**Instructions for the task:** Your task is to transcribe the data in full.

**Records shown:**

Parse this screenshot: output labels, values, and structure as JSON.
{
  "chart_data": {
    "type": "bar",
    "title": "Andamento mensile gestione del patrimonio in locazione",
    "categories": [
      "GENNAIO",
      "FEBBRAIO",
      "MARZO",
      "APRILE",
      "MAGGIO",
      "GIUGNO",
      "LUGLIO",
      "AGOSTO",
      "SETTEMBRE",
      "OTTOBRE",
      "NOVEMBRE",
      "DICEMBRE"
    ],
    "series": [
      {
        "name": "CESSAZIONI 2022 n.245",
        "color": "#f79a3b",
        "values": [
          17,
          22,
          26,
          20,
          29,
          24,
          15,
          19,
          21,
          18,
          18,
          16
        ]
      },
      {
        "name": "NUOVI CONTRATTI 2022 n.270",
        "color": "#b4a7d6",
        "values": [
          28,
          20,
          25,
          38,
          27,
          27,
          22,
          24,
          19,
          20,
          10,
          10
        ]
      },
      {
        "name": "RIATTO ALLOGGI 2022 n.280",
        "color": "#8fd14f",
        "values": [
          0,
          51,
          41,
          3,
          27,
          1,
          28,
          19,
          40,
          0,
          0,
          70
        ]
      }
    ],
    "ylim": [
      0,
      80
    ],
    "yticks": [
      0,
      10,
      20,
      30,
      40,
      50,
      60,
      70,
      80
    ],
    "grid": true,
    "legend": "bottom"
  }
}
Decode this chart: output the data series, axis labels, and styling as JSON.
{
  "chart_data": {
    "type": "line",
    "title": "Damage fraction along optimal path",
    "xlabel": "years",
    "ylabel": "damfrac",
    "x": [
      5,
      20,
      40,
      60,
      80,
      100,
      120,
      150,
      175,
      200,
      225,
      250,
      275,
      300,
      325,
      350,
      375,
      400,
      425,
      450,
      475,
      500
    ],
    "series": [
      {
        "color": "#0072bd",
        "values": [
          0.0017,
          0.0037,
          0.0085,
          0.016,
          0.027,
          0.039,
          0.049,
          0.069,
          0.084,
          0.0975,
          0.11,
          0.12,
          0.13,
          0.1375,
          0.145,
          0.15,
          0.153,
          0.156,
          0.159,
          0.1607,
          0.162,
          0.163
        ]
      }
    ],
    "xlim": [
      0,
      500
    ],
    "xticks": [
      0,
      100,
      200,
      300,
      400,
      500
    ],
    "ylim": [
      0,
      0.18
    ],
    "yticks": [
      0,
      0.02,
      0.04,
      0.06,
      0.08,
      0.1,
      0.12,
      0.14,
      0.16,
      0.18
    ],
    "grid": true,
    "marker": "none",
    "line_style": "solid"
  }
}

**Finished exercise:**
Parse this screenshot: output labels, values, and structure as JSON.
{
  "chart_data": {
    "type": "bar",
    "title": "Andamento mensile gestione del patrimonio in locazione",
    "categories": [
      "GENNAIO",
      "FEBBRAIO",
      "MARZO",
      "APRILE",
      "MAGGIO",
      "GIUGNO",
      "LUGLIO",
      "AGOSTO",
      "SETTEMBRE",
      "OTTOBRE",
      "NOVEMBRE",
      "DICEMBRE"
    ],
    "series": [
      {
        "name": "CESSAZIONI 2022 n.245",
        "color": "#f79a3b",
        "values": [
          17,
          22,
          26,
          20,
          29,
          24,
          15,
          19,
          21,
          18,
          18,
          16
        ]
      },
      {
        "name": "NUOVI CONTRATTI 2022 n.270",
        "color": "#b4a7d6",
        "values": [
          28,
          20,
          25,
          38,
          27,
          27,
          22,
          24,
          19,
          20,
          10,
          10
        ]
      },
      {
        "name": "RIATTO ALLOGGI 2022 n.280",
        "color": "#8fd14f",
        "values": [
          0,
          51,
          41,
          3,
          27,
          1,
          28,
          19,
          40,
          0,
          0,
          70
        ]
      }
    ],
    "ylim": [
      0,
      80
    ],
    "yticks": [
      0,
      10,
      20,
      30,
      40,
      50,
      60,
      70,
      80
    ],
    "grid": true,
    "legend": "bottom"
  }
}
Decode this chart: output the data series, axis labels, and styling as JSON.
{
  "chart_data": {
    "type": "line",
    "title": "Damage fraction along optimal path",
    "xlabel": "years",
    "ylabel": "damfrac",
    "x": [
      5,
      20,
      40,
      60,
      80,
      100,
      120,
      150,
      175,
      200,
      225,
      250,
      275,
      300,
      325,
      350,
      375,
      400,
      425,
      450,
      475,
      500
    ],
    "series": [
      {
        "color": "#0072bd",
        "values": [
          0.0017,
          0.0037,
          0.0085,
          0.016,
          0.027,
          0.039,
          0.049,
          0.069,
          0.084,
          0.0975,
          0.11,
          0.12,
          0.13,
          0.1375,
          0.145,
          0.15,
          0.153,
          0.156,
          0.159,
          0.1607,
          0.162,
          0.163
        ]
      }
    ],
    "xlim": [
      0,
      500
    ],
    "xticks": [
      0,
      100,
      200,
      300,
      400,
      500
    ],
    "ylim": [
      0,
      0.18
    ],
    "yticks": [
      0,
      0.02,
      0.04,
      0.06,
      0.08,
      0.1,
      0.12,
      0.14,
      0.16,
      0.18
    ],
    "grid": true,
    "marker": "none",
    "line_style": "solid"
  }
}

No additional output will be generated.